WORK REQUIRED —
Tell how many lines in the data below include the word "Appearance". The answer is the number only.

(Dataset items)
──────────────────────────────
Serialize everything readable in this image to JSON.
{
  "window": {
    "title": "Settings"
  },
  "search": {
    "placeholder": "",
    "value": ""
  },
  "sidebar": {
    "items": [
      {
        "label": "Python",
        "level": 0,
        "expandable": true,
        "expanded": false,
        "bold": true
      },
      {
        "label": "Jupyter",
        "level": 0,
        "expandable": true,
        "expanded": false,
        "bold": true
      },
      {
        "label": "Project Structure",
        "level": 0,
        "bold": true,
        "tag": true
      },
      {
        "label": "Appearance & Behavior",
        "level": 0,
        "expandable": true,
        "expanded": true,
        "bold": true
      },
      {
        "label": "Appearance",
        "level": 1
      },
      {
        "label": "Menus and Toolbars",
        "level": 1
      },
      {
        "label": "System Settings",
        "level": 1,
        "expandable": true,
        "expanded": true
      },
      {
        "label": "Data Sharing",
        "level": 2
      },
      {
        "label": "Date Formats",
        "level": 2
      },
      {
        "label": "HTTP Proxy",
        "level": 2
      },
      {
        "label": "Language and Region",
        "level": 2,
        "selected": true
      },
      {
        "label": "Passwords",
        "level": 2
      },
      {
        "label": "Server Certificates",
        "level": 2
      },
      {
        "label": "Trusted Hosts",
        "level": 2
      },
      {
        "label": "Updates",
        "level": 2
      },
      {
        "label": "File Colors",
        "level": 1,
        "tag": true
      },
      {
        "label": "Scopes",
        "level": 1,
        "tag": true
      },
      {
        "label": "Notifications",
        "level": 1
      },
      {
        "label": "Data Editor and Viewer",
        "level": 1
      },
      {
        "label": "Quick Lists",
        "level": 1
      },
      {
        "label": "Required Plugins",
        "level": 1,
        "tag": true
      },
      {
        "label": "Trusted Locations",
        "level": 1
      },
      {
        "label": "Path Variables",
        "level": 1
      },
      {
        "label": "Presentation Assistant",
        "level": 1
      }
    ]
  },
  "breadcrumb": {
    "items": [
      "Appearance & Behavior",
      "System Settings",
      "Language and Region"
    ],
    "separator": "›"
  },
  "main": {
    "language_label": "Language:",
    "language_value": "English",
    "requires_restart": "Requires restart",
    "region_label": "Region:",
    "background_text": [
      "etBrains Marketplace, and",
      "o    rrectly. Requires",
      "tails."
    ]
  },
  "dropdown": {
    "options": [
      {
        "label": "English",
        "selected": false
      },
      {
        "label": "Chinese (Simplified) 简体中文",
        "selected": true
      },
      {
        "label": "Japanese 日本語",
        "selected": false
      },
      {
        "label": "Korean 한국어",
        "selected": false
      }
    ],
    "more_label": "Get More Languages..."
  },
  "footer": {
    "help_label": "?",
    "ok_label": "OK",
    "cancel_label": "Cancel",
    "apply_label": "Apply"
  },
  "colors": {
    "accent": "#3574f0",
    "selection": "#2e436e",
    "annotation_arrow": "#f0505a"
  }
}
──────────────────────────────
RESULT OF THIS TASK —
3